- **EXERCISE AIM**
Copy out each line of the data that holds the word "Change".

(A block of data)
------------------------
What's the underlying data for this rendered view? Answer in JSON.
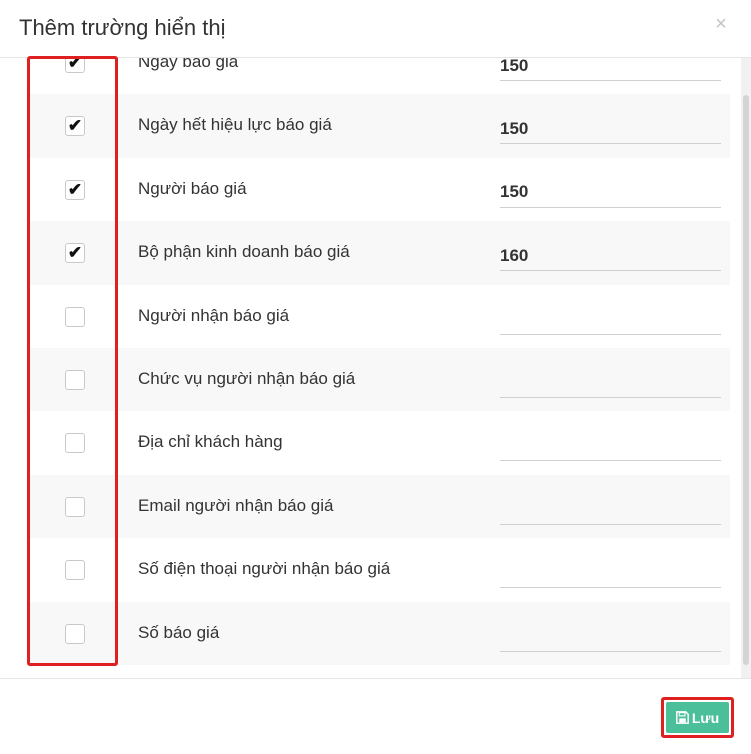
{
  "modal": {
    "title": "Thêm trường hiển thị",
    "close_label": "×",
    "save_label": "Lưu",
    "save_icon": "floppy-disk-icon",
    "colors": {
      "save_button": "#4bbf9a",
      "highlight": "#e02020"
    }
  },
  "fields": [
    {
      "label": "Ngày báo giá",
      "checked": true,
      "width": "150"
    },
    {
      "label": "Ngày hết hiệu lực báo giá",
      "checked": true,
      "width": "150"
    },
    {
      "label": "Người báo giá",
      "checked": true,
      "width": "150"
    },
    {
      "label": "Bộ phận kinh doanh báo giá",
      "checked": true,
      "width": "160"
    },
    {
      "label": "Người nhận báo giá",
      "checked": false,
      "width": ""
    },
    {
      "label": "Chức vụ người nhận báo giá",
      "checked": false,
      "width": ""
    },
    {
      "label": "Địa chỉ khách hàng",
      "checked": false,
      "width": ""
    },
    {
      "label": "Email người nhận báo giá",
      "checked": false,
      "width": ""
    },
    {
      "label": "Số điện thoại người nhận báo giá",
      "checked": false,
      "width": ""
    },
    {
      "label": "Số báo giá",
      "checked": false,
      "width": ""
    }
  ]
}
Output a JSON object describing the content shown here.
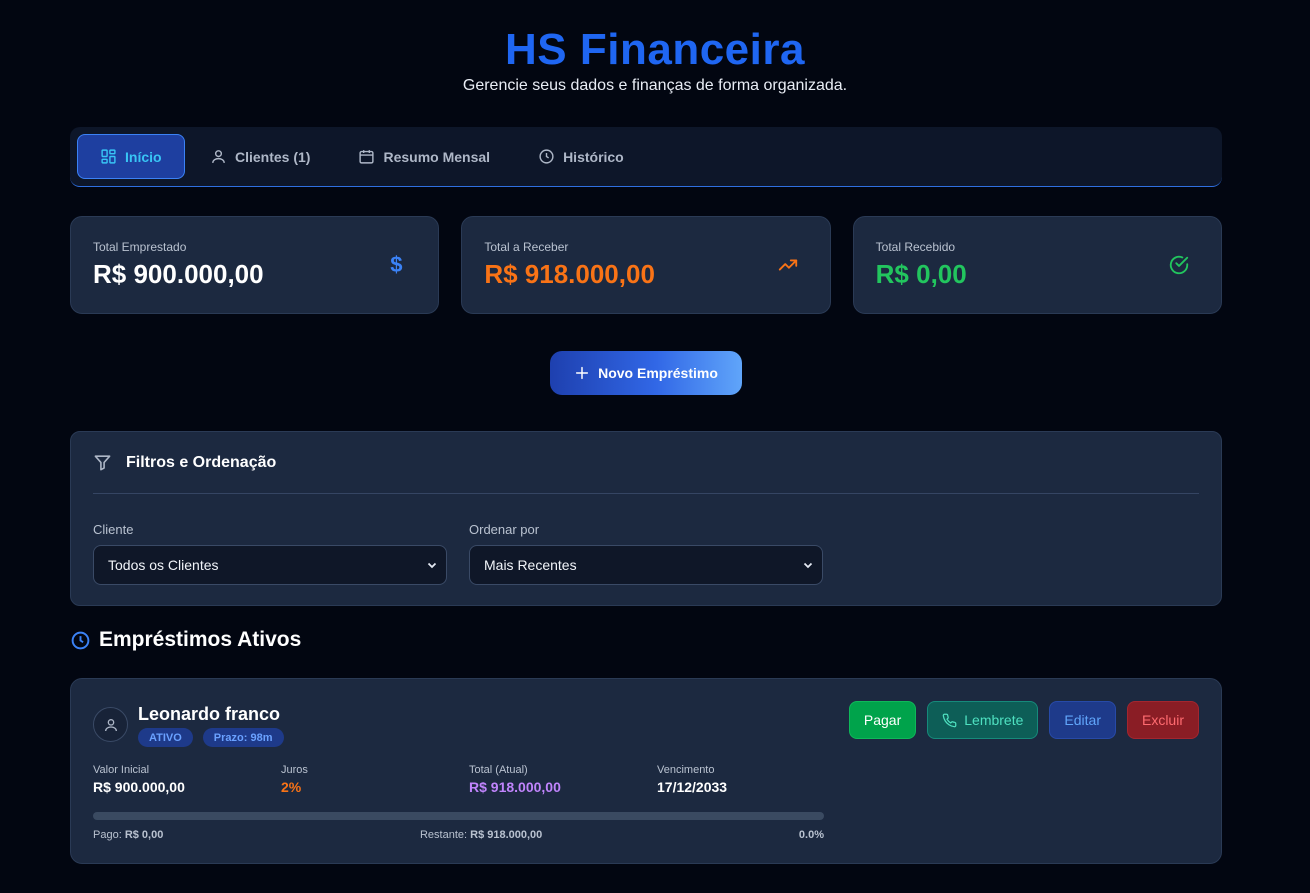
{
  "header": {
    "title": "HS Financeira",
    "subtitle": "Gerencie seus dados e finanças de forma organizada."
  },
  "nav": {
    "tabs": [
      {
        "label": "Início",
        "icon": "dashboard-icon",
        "active": true
      },
      {
        "label": "Clientes (1)",
        "icon": "user-icon",
        "active": false
      },
      {
        "label": "Resumo Mensal",
        "icon": "calendar-icon",
        "active": false
      },
      {
        "label": "Histórico",
        "icon": "clock-icon",
        "active": false
      }
    ]
  },
  "summary": {
    "lent": {
      "label": "Total Emprestado",
      "value": "R$ 900.000,00",
      "icon": "dollar-icon",
      "color": "#ffffff",
      "icon_color": "#3b82f6"
    },
    "receivable": {
      "label": "Total a Receber",
      "value": "R$ 918.000,00",
      "icon": "trending-up-icon",
      "color": "#f97316",
      "icon_color": "#f97316"
    },
    "received": {
      "label": "Total Recebido",
      "value": "R$ 0,00",
      "icon": "check-circle-icon",
      "color": "#22c55e",
      "icon_color": "#22c55e"
    }
  },
  "new_loan_label": "Novo Empréstimo",
  "filters": {
    "title": "Filtros e Ordenação",
    "client_label": "Cliente",
    "client_value": "Todos os Clientes",
    "sort_label": "Ordenar por",
    "sort_value": "Mais Recentes"
  },
  "active_loans": {
    "title": "Empréstimos Ativos",
    "items": [
      {
        "client": "Leonardo franco",
        "status": "ATIVO",
        "term": "Prazo: 98m",
        "actions": {
          "pay": "Pagar",
          "remind": "Lembrete",
          "edit": "Editar",
          "delete": "Excluir"
        },
        "initial_label": "Valor Inicial",
        "initial_value": "R$ 900.000,00",
        "interest_label": "Juros",
        "interest_value": "2%",
        "total_label": "Total (Atual)",
        "total_value": "R$ 918.000,00",
        "due_label": "Vencimento",
        "due_value": "17/12/2033",
        "paid_label": "Pago:",
        "paid_value": "R$ 0,00",
        "remaining_label": "Restante:",
        "remaining_value": "R$ 918.000,00",
        "progress_text": "0.0%",
        "progress": 0.0
      }
    ]
  },
  "colors": {
    "accent": "#1f66f2",
    "background": "#020611",
    "card": "#1c2940",
    "interest": "#f97316",
    "total": "#c084fc"
  }
}
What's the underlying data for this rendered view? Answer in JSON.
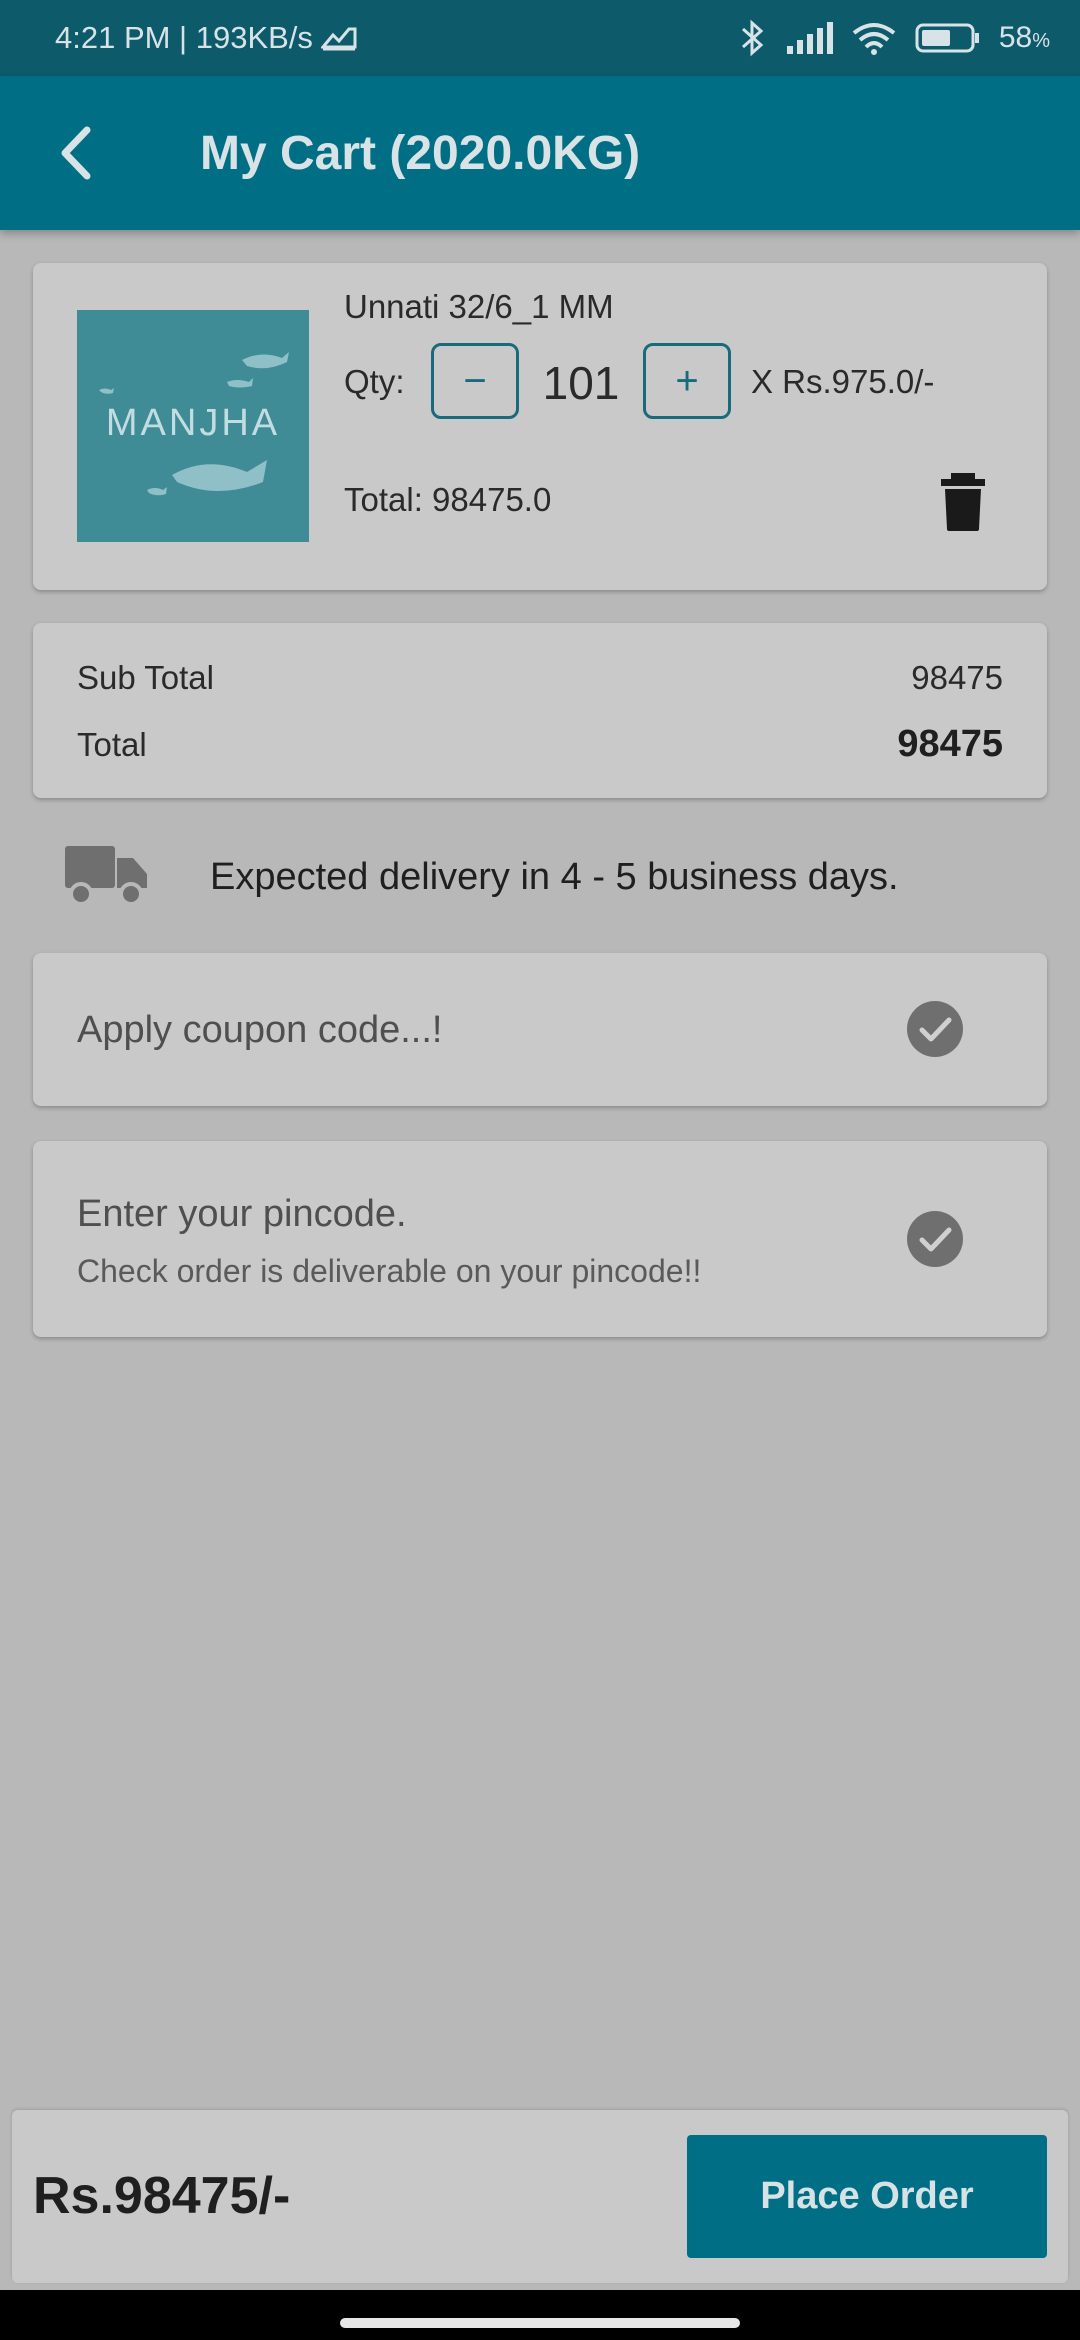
{
  "status_bar": {
    "time_speed": "4:21 PM | 193KB/s",
    "battery": "58",
    "battery_unit": "%"
  },
  "app_bar": {
    "title": "My Cart (2020.0KG)"
  },
  "cart_item": {
    "image_text": "MANJHA",
    "name": "Unnati 32/6_1 MM",
    "qty_label": "Qty:",
    "minus": "−",
    "quantity": "101",
    "plus": "+",
    "unit_price": "X Rs.975.0/-",
    "total": "Total: 98475.0"
  },
  "totals": {
    "subtotal_label": "Sub Total",
    "subtotal_value": "98475",
    "total_label": "Total",
    "total_value": "98475"
  },
  "delivery": {
    "text": "Expected delivery in 4 - 5 business days."
  },
  "coupon": {
    "placeholder": "Apply coupon code...!"
  },
  "pincode": {
    "title": "Enter your pincode.",
    "subtitle": "Check order is deliverable on your pincode!!"
  },
  "footer": {
    "grand_total": "Rs.98475/-",
    "place_order": "Place Order"
  },
  "icons": {
    "back": "arrow-back-icon",
    "trash": "trash-icon",
    "truck": "truck-icon",
    "check": "check-circle-icon"
  },
  "colors": {
    "primary": "#006f86",
    "status_bar": "#0d5a6b",
    "background": "#b8b8b8",
    "card": "#c9c9c9"
  }
}
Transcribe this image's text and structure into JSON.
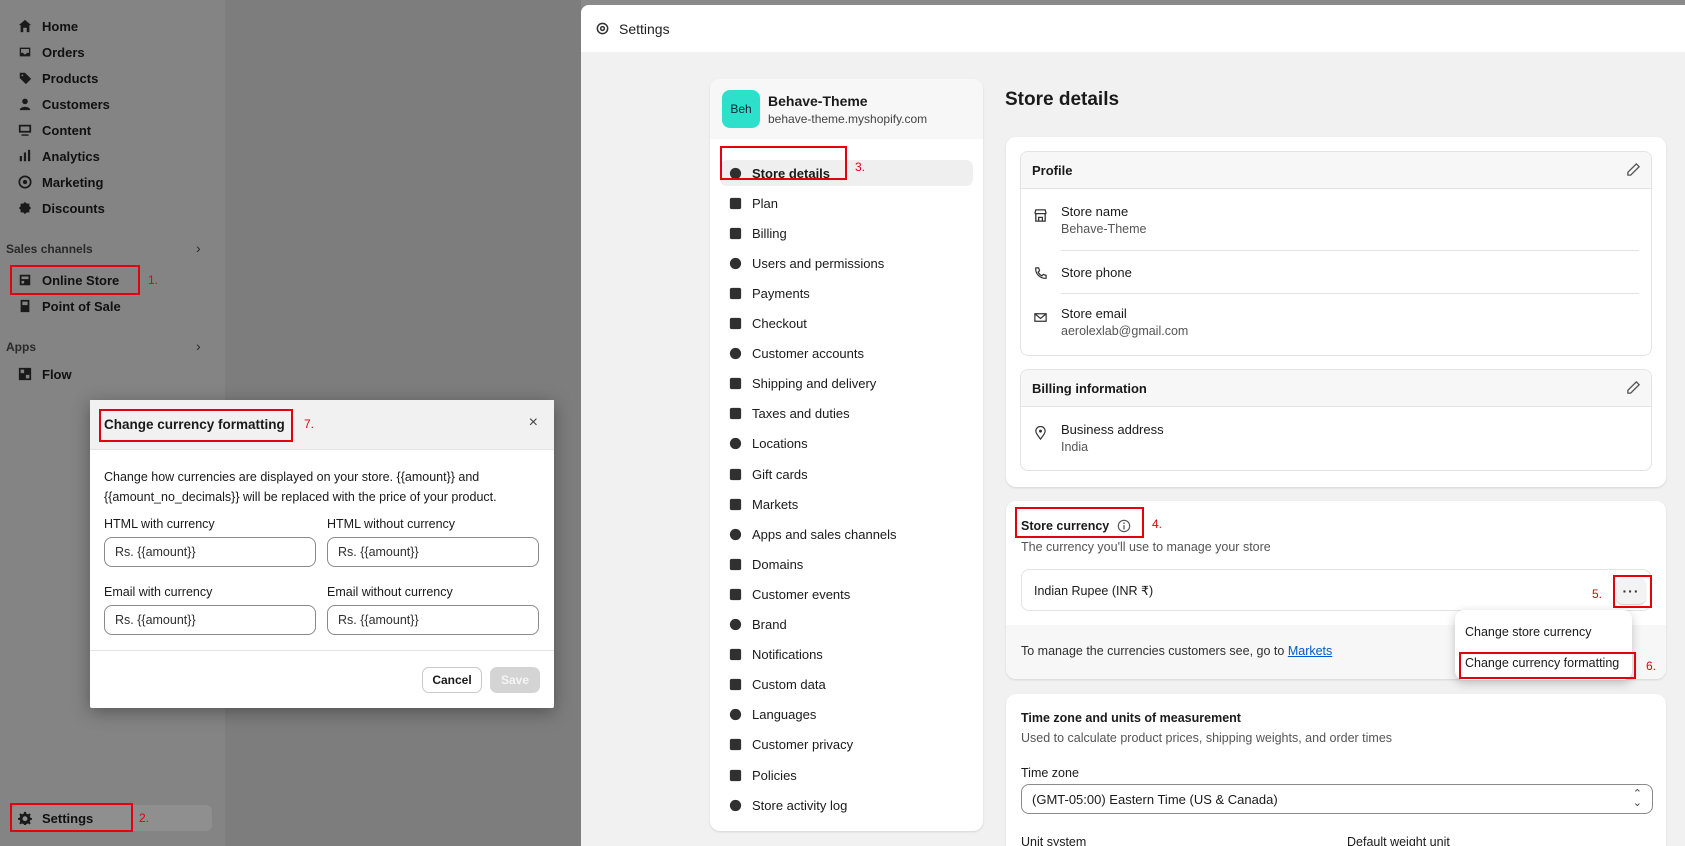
{
  "sidebar": {
    "items": [
      {
        "label": "Home",
        "icon": "home-icon"
      },
      {
        "label": "Orders",
        "icon": "inbox-icon"
      },
      {
        "label": "Products",
        "icon": "tag-icon"
      },
      {
        "label": "Customers",
        "icon": "person-icon"
      },
      {
        "label": "Content",
        "icon": "image-icon"
      },
      {
        "label": "Analytics",
        "icon": "bar-chart-icon"
      },
      {
        "label": "Marketing",
        "icon": "target-icon"
      },
      {
        "label": "Discounts",
        "icon": "discount-icon"
      }
    ],
    "sales_channels_label": "Sales channels",
    "sales_channels": [
      {
        "label": "Online Store",
        "icon": "store-icon"
      },
      {
        "label": "Point of Sale",
        "icon": "pos-icon"
      }
    ],
    "apps_label": "Apps",
    "apps": [
      {
        "label": "Flow",
        "icon": "flow-icon"
      }
    ],
    "settings_label": "Settings"
  },
  "steps": {
    "s1": "1.",
    "s2": "2.",
    "s3": "3.",
    "s4": "4.",
    "s5": "5.",
    "s6": "6.",
    "s7": "7."
  },
  "window": {
    "title": "Settings"
  },
  "store": {
    "avatar": "Beh",
    "name": "Behave-Theme",
    "domain": "behave-theme.myshopify.com"
  },
  "settings_nav": [
    "Store details",
    "Plan",
    "Billing",
    "Users and permissions",
    "Payments",
    "Checkout",
    "Customer accounts",
    "Shipping and delivery",
    "Taxes and duties",
    "Locations",
    "Gift cards",
    "Markets",
    "Apps and sales channels",
    "Domains",
    "Customer events",
    "Brand",
    "Notifications",
    "Custom data",
    "Languages",
    "Customer privacy",
    "Policies",
    "Store activity log"
  ],
  "main": {
    "title": "Store details",
    "profile": {
      "heading": "Profile",
      "store_name_label": "Store name",
      "store_name": "Behave-Theme",
      "phone_label": "Store phone",
      "email_label": "Store email",
      "email": "aerolexlab@gmail.com"
    },
    "billing": {
      "heading": "Billing information",
      "address_label": "Business address",
      "address": "India"
    },
    "currency": {
      "heading": "Store currency",
      "subtitle": "The currency you'll use to manage your store",
      "value": "Indian Rupee (INR ₹)",
      "more": "···",
      "manage_text": "To manage the currencies customers see, go to",
      "manage_link": "Markets",
      "menu": [
        "Change store currency",
        "Change currency formatting"
      ]
    },
    "timezone": {
      "heading": "Time zone and units of measurement",
      "subtitle": "Used to calculate product prices, shipping weights, and order times",
      "tz_label": "Time zone",
      "tz_value": "(GMT-05:00) Eastern Time (US & Canada)",
      "unit_label": "Unit system",
      "weight_label": "Default weight unit"
    }
  },
  "modal": {
    "title": "Change currency formatting",
    "close": "×",
    "description": "Change how currencies are displayed on your store. {{amount}} and {{amount_no_decimals}} will be replaced with the price of your product.",
    "html_with_label": "HTML with currency",
    "html_with_value": "Rs. {{amount}}",
    "html_without_label": "HTML without currency",
    "html_without_value": "Rs. {{amount}}",
    "email_with_label": "Email with currency",
    "email_with_value": "Rs. {{amount}}",
    "email_without_label": "Email without currency",
    "email_without_value": "Rs. {{amount}}",
    "cancel": "Cancel",
    "save": "Save"
  },
  "colors": {
    "accent_teal": "#2ce0cb",
    "annotation_red": "#e3000f",
    "link_blue": "#005bd3"
  }
}
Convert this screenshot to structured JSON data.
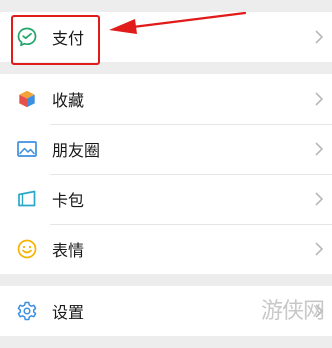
{
  "menu": {
    "pay_label": "支付",
    "favorites_label": "收藏",
    "moments_label": "朋友圈",
    "cards_label": "卡包",
    "stickers_label": "表情",
    "settings_label": "设置"
  },
  "icons": {
    "pay": "wechat-pay-icon",
    "favorites": "cube-icon",
    "moments": "photo-icon",
    "cards": "card-icon",
    "stickers": "smiley-icon",
    "settings": "gear-icon",
    "chevron": "chevron-right-icon"
  },
  "annotation": {
    "highlight_color": "#e11a1a"
  },
  "watermark": {
    "text": "游侠网"
  }
}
------------------------
- **RESULT OF THE TASK**
        "Change store currency",
        "Change currency formatting"
    "title": "Change currency formatting",
    "description": "Change how currencies are displayed on your store. {{amount}} and {{amount_no_decimals}} will be replaced with the price of your product.",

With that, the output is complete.